Pendapat liberal Ulil mengenai agama Islam sebenarnya dapat diterapkan dalam agama lain. Memang sudah sifat manusia untuk malas berubah, sudah sifat manusia untuk tidak mau menerima perubahan tapi bukan berarti kita tidak bisa dan tidak perlu berubah. Seringkali kita terlalu menuhankan Tuhan sehingga lupa bahwa ajaranNya juga perlu diamalkan. Hubungan Tuhan dan umatNya adalah hubungan yang sifatnya pribadi, tapi ajaran Tuhan adalah ajaran yang bersifat sosial karena perlu diamalkan. Karena sifat sosial inilah kita perlu mengadaptasikan ajaran tersebut sesuai dengan perkembangan jaman. Kita harus mengerti bahwa ajaran agama tersebut lahir ribuan tahun yang lalu, dimana keadaan bermasyarakat jauh berbeda dari sekarang. Apakah sekarang ini anda mau hidup dengan norma dan istiadat yang ada ribuan tahun yang lalu? Agama harus menolong umat manusia untuk berkembang bukan malah menghambat, dan ini berlaku untuk semua agama.

### Bagian Data

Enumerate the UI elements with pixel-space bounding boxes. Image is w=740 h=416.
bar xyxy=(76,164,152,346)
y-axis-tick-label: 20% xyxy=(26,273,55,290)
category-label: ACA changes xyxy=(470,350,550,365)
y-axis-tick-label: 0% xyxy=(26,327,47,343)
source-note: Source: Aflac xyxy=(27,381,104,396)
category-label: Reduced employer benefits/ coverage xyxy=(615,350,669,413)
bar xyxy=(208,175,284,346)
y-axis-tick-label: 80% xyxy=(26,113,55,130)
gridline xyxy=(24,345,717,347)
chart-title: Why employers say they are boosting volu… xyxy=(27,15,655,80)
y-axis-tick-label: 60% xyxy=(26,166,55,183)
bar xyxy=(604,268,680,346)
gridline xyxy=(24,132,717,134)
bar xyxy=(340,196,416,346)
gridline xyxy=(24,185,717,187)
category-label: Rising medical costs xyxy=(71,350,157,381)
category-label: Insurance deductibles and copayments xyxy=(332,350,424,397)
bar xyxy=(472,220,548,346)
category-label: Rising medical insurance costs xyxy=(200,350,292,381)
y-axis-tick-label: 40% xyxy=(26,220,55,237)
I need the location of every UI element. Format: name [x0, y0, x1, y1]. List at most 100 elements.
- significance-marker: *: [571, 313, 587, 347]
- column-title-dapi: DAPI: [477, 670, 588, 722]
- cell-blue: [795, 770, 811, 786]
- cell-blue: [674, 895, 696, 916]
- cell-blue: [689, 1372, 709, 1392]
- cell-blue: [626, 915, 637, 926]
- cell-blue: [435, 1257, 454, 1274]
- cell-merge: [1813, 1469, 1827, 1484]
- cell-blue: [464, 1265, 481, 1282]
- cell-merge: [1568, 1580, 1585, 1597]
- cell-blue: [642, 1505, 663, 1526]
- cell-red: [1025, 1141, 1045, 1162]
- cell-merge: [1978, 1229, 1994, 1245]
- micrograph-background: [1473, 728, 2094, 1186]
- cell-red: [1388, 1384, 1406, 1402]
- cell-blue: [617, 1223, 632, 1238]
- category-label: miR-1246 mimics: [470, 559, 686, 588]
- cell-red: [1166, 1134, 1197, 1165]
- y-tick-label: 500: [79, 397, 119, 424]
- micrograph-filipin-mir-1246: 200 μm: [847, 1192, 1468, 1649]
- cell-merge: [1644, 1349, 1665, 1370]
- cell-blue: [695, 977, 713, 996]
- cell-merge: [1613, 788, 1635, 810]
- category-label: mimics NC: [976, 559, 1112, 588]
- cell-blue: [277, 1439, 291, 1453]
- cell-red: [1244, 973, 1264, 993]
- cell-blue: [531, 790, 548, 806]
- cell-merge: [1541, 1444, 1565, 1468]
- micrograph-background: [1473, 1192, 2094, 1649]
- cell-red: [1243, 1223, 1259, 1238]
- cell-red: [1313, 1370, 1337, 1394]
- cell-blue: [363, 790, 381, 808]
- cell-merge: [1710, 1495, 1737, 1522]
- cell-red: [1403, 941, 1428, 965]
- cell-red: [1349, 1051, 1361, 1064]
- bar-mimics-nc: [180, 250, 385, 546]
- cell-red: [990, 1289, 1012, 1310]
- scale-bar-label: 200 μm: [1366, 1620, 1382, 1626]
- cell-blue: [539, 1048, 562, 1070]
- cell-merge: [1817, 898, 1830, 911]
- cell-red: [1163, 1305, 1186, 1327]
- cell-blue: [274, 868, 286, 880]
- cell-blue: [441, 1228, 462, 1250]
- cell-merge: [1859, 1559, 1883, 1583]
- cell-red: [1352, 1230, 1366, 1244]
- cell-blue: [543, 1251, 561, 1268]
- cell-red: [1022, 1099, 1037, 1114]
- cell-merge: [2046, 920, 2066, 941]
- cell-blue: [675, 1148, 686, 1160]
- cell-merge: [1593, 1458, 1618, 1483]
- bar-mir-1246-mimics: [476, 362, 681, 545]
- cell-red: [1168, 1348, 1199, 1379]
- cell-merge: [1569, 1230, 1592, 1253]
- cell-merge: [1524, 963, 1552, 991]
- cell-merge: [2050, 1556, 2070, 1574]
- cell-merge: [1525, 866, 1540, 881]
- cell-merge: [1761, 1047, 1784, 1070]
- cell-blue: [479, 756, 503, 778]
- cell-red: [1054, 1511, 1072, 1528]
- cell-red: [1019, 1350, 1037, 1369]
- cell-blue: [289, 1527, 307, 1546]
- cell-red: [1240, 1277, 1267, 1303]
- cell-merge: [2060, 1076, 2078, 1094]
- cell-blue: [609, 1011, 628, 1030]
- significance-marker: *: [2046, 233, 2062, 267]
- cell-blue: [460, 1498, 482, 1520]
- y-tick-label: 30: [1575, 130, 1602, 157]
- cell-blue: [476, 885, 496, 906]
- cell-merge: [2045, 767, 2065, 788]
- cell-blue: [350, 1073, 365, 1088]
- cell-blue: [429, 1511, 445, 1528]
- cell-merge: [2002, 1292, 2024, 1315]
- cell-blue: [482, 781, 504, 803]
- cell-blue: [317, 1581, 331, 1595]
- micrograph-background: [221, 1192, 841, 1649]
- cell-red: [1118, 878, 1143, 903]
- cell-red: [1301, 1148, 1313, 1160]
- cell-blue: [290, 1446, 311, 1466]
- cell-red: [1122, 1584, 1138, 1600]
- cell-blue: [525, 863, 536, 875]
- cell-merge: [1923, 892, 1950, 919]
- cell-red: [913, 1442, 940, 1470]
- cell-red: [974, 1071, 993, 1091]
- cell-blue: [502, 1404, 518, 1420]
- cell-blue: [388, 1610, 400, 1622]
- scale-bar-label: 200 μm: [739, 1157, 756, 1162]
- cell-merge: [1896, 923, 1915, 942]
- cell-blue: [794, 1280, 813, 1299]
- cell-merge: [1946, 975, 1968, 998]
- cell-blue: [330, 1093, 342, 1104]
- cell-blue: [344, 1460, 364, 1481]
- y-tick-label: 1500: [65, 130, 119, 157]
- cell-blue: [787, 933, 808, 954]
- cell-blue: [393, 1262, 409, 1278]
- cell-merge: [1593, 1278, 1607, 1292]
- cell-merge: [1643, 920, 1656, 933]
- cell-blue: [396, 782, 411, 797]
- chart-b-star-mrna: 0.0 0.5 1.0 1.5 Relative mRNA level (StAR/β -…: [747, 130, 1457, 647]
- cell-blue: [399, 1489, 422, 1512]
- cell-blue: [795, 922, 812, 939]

### Tugas
Jawab pertanyaan berikut menurut teks tentang ajaran agama.
(a) Hubungan Tuhan dan umatNya disebut bersifat apa?
(b) Kapan ajaran agama itu lahir?
(c) Agama harus menolong umat manusia untuk melakukan apa?
Gunakan hanya teks tentang ajaran agama sebagai sumber.

### Jawaban Tertulis
(a) Bersifat pribadi.
(b) Ribuan tahun yang lalu.
(c) Untuk berkembang.